Collection entries
BEGIN
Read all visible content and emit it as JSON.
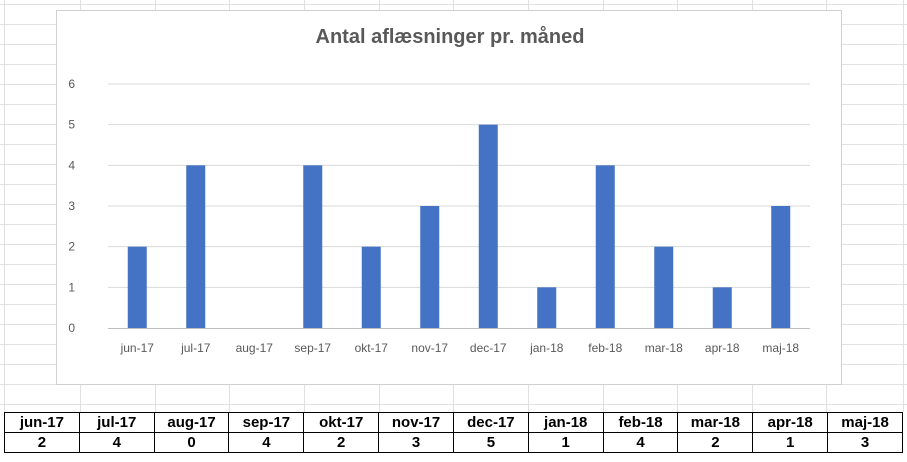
{
  "chart_data": {
    "type": "bar",
    "title": "Antal aflæsninger pr. måned",
    "categories": [
      "jun-17",
      "jul-17",
      "aug-17",
      "sep-17",
      "okt-17",
      "nov-17",
      "dec-17",
      "jan-18",
      "feb-18",
      "mar-18",
      "apr-18",
      "maj-18"
    ],
    "values": [
      2,
      4,
      0,
      4,
      2,
      3,
      5,
      1,
      4,
      2,
      1,
      3
    ],
    "ylim": [
      0,
      6
    ],
    "yticks": [
      "0",
      "1",
      "2",
      "3",
      "4",
      "5",
      "6"
    ],
    "xlabel": "",
    "ylabel": "",
    "grid": true,
    "bar_color": "#4472C4"
  },
  "table": {
    "headers": [
      "jun-17",
      "jul-17",
      "aug-17",
      "sep-17",
      "okt-17",
      "nov-17",
      "dec-17",
      "jan-18",
      "feb-18",
      "mar-18",
      "apr-18",
      "maj-18"
    ],
    "values": [
      "2",
      "4",
      "0",
      "4",
      "2",
      "3",
      "5",
      "1",
      "4",
      "2",
      "1",
      "3"
    ]
  }
}
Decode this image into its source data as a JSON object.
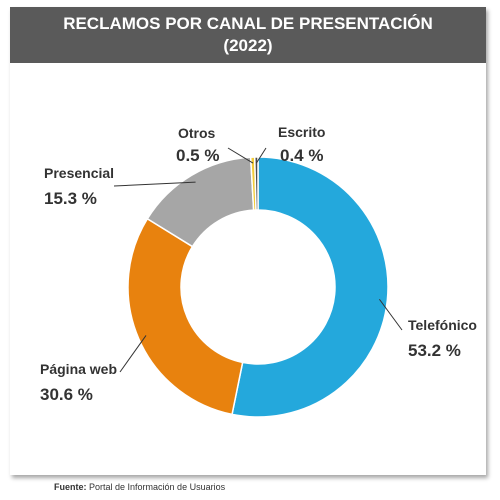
{
  "header": {
    "title_line1": "RECLAMOS POR CANAL DE PRESENTACIÓN",
    "title_line2": "(2022)"
  },
  "footer": {
    "label": "Fuente:",
    "text": "Portal de Información de Usuarios"
  },
  "colors": {
    "header_bg": "#5a5a5a",
    "telefonico": "#24a8dc",
    "pagina_web": "#e8820e",
    "presencial": "#a6a6a6",
    "otros": "#f2cc3a",
    "escrito": "#4d4d4d"
  },
  "chart_data": {
    "type": "pie",
    "variant": "donut",
    "title": "RECLAMOS POR CANAL DE PRESENTACIÓN (2022)",
    "slices": [
      {
        "name": "Telefónico",
        "value": 53.2,
        "label": "53.2 %",
        "color": "#24a8dc"
      },
      {
        "name": "Página web",
        "value": 30.6,
        "label": "30.6 %",
        "color": "#e8820e"
      },
      {
        "name": "Presencial",
        "value": 15.3,
        "label": "15.3 %",
        "color": "#a6a6a6"
      },
      {
        "name": "Otros",
        "value": 0.5,
        "label": "0.5 %",
        "color": "#f2cc3a"
      },
      {
        "name": "Escrito",
        "value": 0.4,
        "label": "0.4 %",
        "color": "#4d4d4d"
      }
    ],
    "legend": "none"
  }
}
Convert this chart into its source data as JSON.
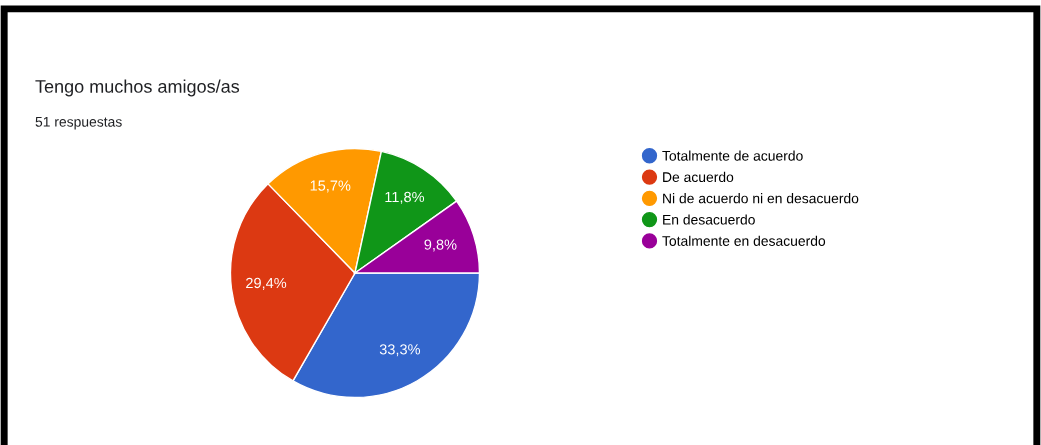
{
  "chart_data": {
    "type": "pie",
    "title": "Tengo muchos amigos/as",
    "subtitle": "51 respuestas",
    "categories": [
      "Totalmente de acuerdo",
      "De acuerdo",
      "Ni de acuerdo ni en desacuerdo",
      "En desacuerdo",
      "Totalmente en desacuerdo"
    ],
    "values": [
      33.3,
      29.4,
      15.7,
      11.8,
      9.8
    ],
    "value_labels": [
      "33,3%",
      "29,4%",
      "15,7%",
      "11,8%",
      "9,8%"
    ],
    "colors": [
      "#3366cc",
      "#dc3912",
      "#ff9900",
      "#109618",
      "#990099"
    ],
    "legend": "right"
  }
}
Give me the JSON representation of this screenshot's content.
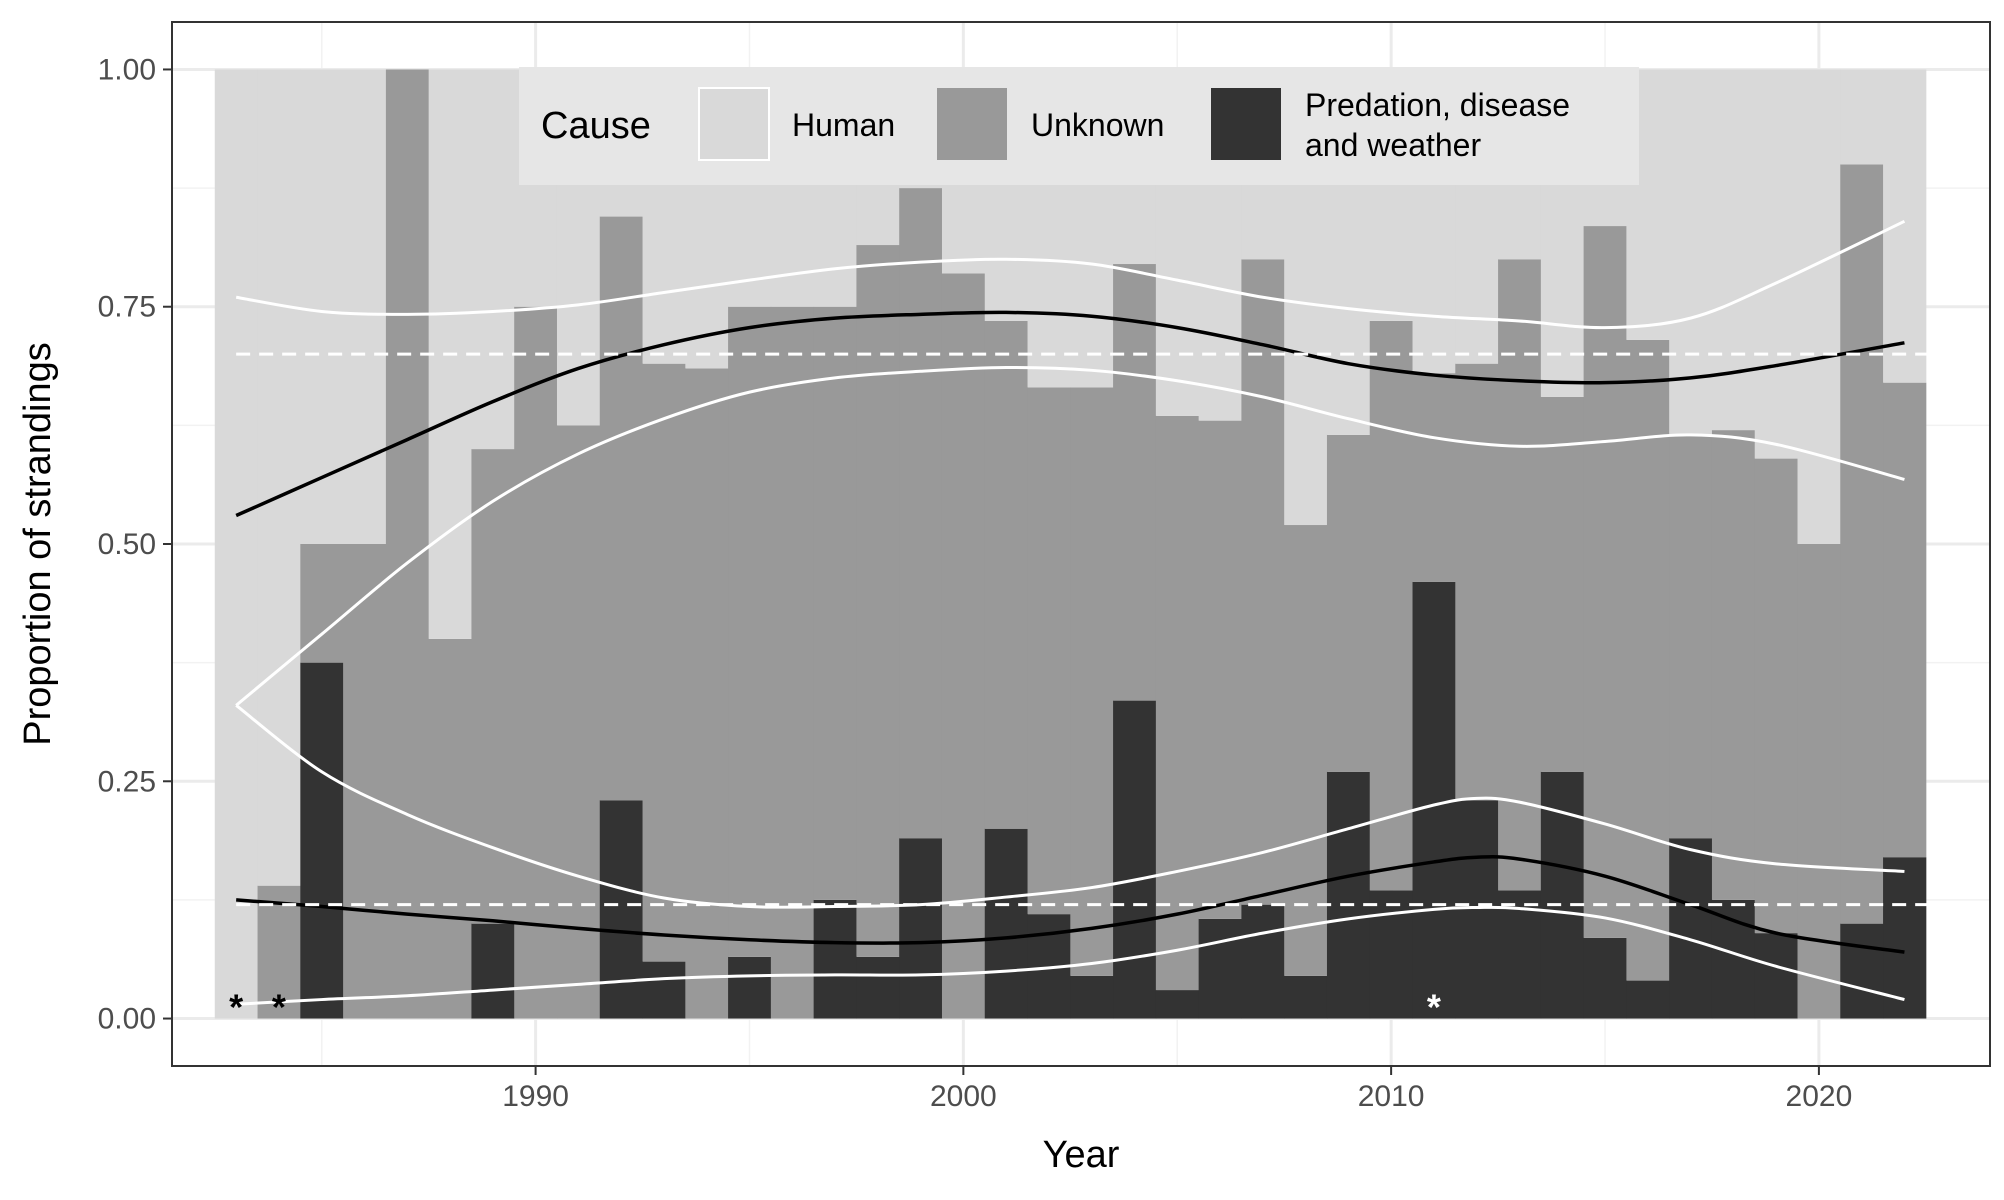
{
  "chart_data": {
    "type": "bar",
    "xlabel": "Year",
    "ylabel": "Proportion of strandings",
    "xlim": [
      1981.5,
      2024.0
    ],
    "ylim": [
      -0.05,
      1.05
    ],
    "x_ticks": [
      1990,
      2000,
      2010,
      2020
    ],
    "x_tick_labels": [
      "1990",
      "2000",
      "2010",
      "2020"
    ],
    "y_ticks": [
      0,
      0.25,
      0.5,
      0.75,
      1.0
    ],
    "y_tick_labels": [
      "0.00",
      "0.25",
      "0.50",
      "0.75",
      "1.00"
    ],
    "grid": true,
    "legend": {
      "title": "Cause",
      "position": "top-inside",
      "entries": [
        {
          "label": "Human",
          "color": "#d9d9d9"
        },
        {
          "label": "Unknown",
          "color": "#999999"
        },
        {
          "label_lines": [
            "Predation, disease",
            "and weather"
          ],
          "color": "#333333"
        }
      ]
    },
    "years": [
      1983,
      1984,
      1985,
      1986,
      1987,
      1988,
      1989,
      1990,
      1991,
      1992,
      1993,
      1994,
      1995,
      1996,
      1997,
      1998,
      1999,
      2000,
      2001,
      2002,
      2003,
      2004,
      2005,
      2006,
      2007,
      2008,
      2009,
      2010,
      2011,
      2012,
      2013,
      2014,
      2015,
      2016,
      2017,
      2018,
      2019,
      2020,
      2021,
      2022
    ],
    "series": [
      {
        "name": "Predation, disease and weather",
        "values": [
          0,
          0,
          0.375,
          0,
          0,
          0,
          0.1,
          0,
          0,
          0.23,
          0.06,
          0,
          0.065,
          0,
          0.125,
          0.065,
          0.19,
          0,
          0.2,
          0.11,
          0.045,
          0.335,
          0.03,
          0.105,
          0.12,
          0.045,
          0.26,
          0.135,
          0.46,
          0.23,
          0.135,
          0.26,
          0.085,
          0.04,
          0.19,
          0.125,
          0.09,
          0,
          0.1,
          0.17
        ]
      },
      {
        "name": "Unknown",
        "values": [
          0,
          0.14,
          0.125,
          0.5,
          1.0,
          0.4,
          0.5,
          0.75,
          0.625,
          0.615,
          0.63,
          0.685,
          0.685,
          0.75,
          0.625,
          0.75,
          0.685,
          0.785,
          0.535,
          0.555,
          0.62,
          0.46,
          0.605,
          0.525,
          0.68,
          0.475,
          0.355,
          0.6,
          0.22,
          0.46,
          0.665,
          0.395,
          0.75,
          0.675,
          0.425,
          0.495,
          0.5,
          0.5,
          0.8,
          0.5
        ]
      },
      {
        "name": "Human",
        "values": [
          1.0,
          0.86,
          0.5,
          0.5,
          0,
          0.6,
          0.4,
          0.25,
          0.375,
          0.155,
          0.31,
          0.315,
          0.25,
          0.25,
          0.25,
          0.185,
          0.125,
          0.215,
          0.265,
          0.335,
          0.335,
          0.205,
          0.365,
          0.37,
          0.2,
          0.48,
          0.385,
          0.265,
          0.32,
          0.31,
          0.2,
          0.345,
          0.165,
          0.285,
          0.385,
          0.38,
          0.41,
          0.5,
          0.1,
          0.33
        ]
      }
    ],
    "mean_lines": [
      {
        "y": 0.7,
        "style": "dashed",
        "color": "#ffffff"
      },
      {
        "y": 0.12,
        "style": "dashed",
        "color": "#ffffff"
      }
    ],
    "trend_fits": [
      {
        "x": [
          1983,
          1985,
          1987,
          1989,
          1991,
          1993,
          1995,
          1997,
          1999,
          2001,
          2003,
          2005,
          2007,
          2009,
          2011,
          2013,
          2015,
          2017,
          2019,
          2022
        ],
        "fit": [
          0.53,
          0.57,
          0.61,
          0.65,
          0.685,
          0.71,
          0.728,
          0.738,
          0.742,
          0.744,
          0.74,
          0.728,
          0.71,
          0.69,
          0.678,
          0.672,
          0.67,
          0.675,
          0.688,
          0.712
        ],
        "upper": [
          0.76,
          0.745,
          0.742,
          0.745,
          0.752,
          0.765,
          0.778,
          0.79,
          0.797,
          0.8,
          0.795,
          0.778,
          0.76,
          0.748,
          0.74,
          0.735,
          0.728,
          0.738,
          0.775,
          0.84
        ],
        "lower": [
          0.33,
          0.405,
          0.48,
          0.545,
          0.595,
          0.632,
          0.66,
          0.675,
          0.682,
          0.686,
          0.683,
          0.672,
          0.655,
          0.632,
          0.612,
          0.603,
          0.608,
          0.615,
          0.605,
          0.568
        ]
      },
      {
        "x": [
          1983,
          1985,
          1987,
          1989,
          1991,
          1993,
          1995,
          1997,
          1999,
          2001,
          2003,
          2005,
          2007,
          2009,
          2011,
          2012,
          2013,
          2015,
          2017,
          2019,
          2022
        ],
        "fit": [
          0.125,
          0.118,
          0.11,
          0.103,
          0.095,
          0.088,
          0.083,
          0.08,
          0.08,
          0.085,
          0.095,
          0.11,
          0.13,
          0.15,
          0.165,
          0.17,
          0.168,
          0.15,
          0.12,
          0.09,
          0.07
        ],
        "upper": [
          0.33,
          0.26,
          0.215,
          0.18,
          0.15,
          0.127,
          0.118,
          0.118,
          0.12,
          0.128,
          0.138,
          0.155,
          0.175,
          0.2,
          0.225,
          0.232,
          0.228,
          0.205,
          0.178,
          0.163,
          0.155
        ],
        "lower": [
          0.015,
          0.02,
          0.024,
          0.03,
          0.036,
          0.042,
          0.045,
          0.046,
          0.046,
          0.05,
          0.058,
          0.072,
          0.09,
          0.105,
          0.115,
          0.117,
          0.116,
          0.106,
          0.083,
          0.055,
          0.02
        ]
      }
    ],
    "annotations": [
      {
        "text": "*",
        "x": 1983,
        "y": 0.02,
        "color": "#000000"
      },
      {
        "text": "*",
        "x": 1984,
        "y": 0.02,
        "color": "#000000"
      },
      {
        "text": "*",
        "x": 2011,
        "y": 0.02,
        "color": "#ffffff"
      }
    ]
  }
}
END
» **What the task requires**
Extract every line from the records above that contains the word "name".

» **Final result**
        "name": "Telefónico",
        "name": "Página web",
        "name": "Presencial",
        "name": "Otros",
        "name": "Escrito",
        "name": "Predation, disease and weather",
        "name": "Unknown",
        "name": "Human",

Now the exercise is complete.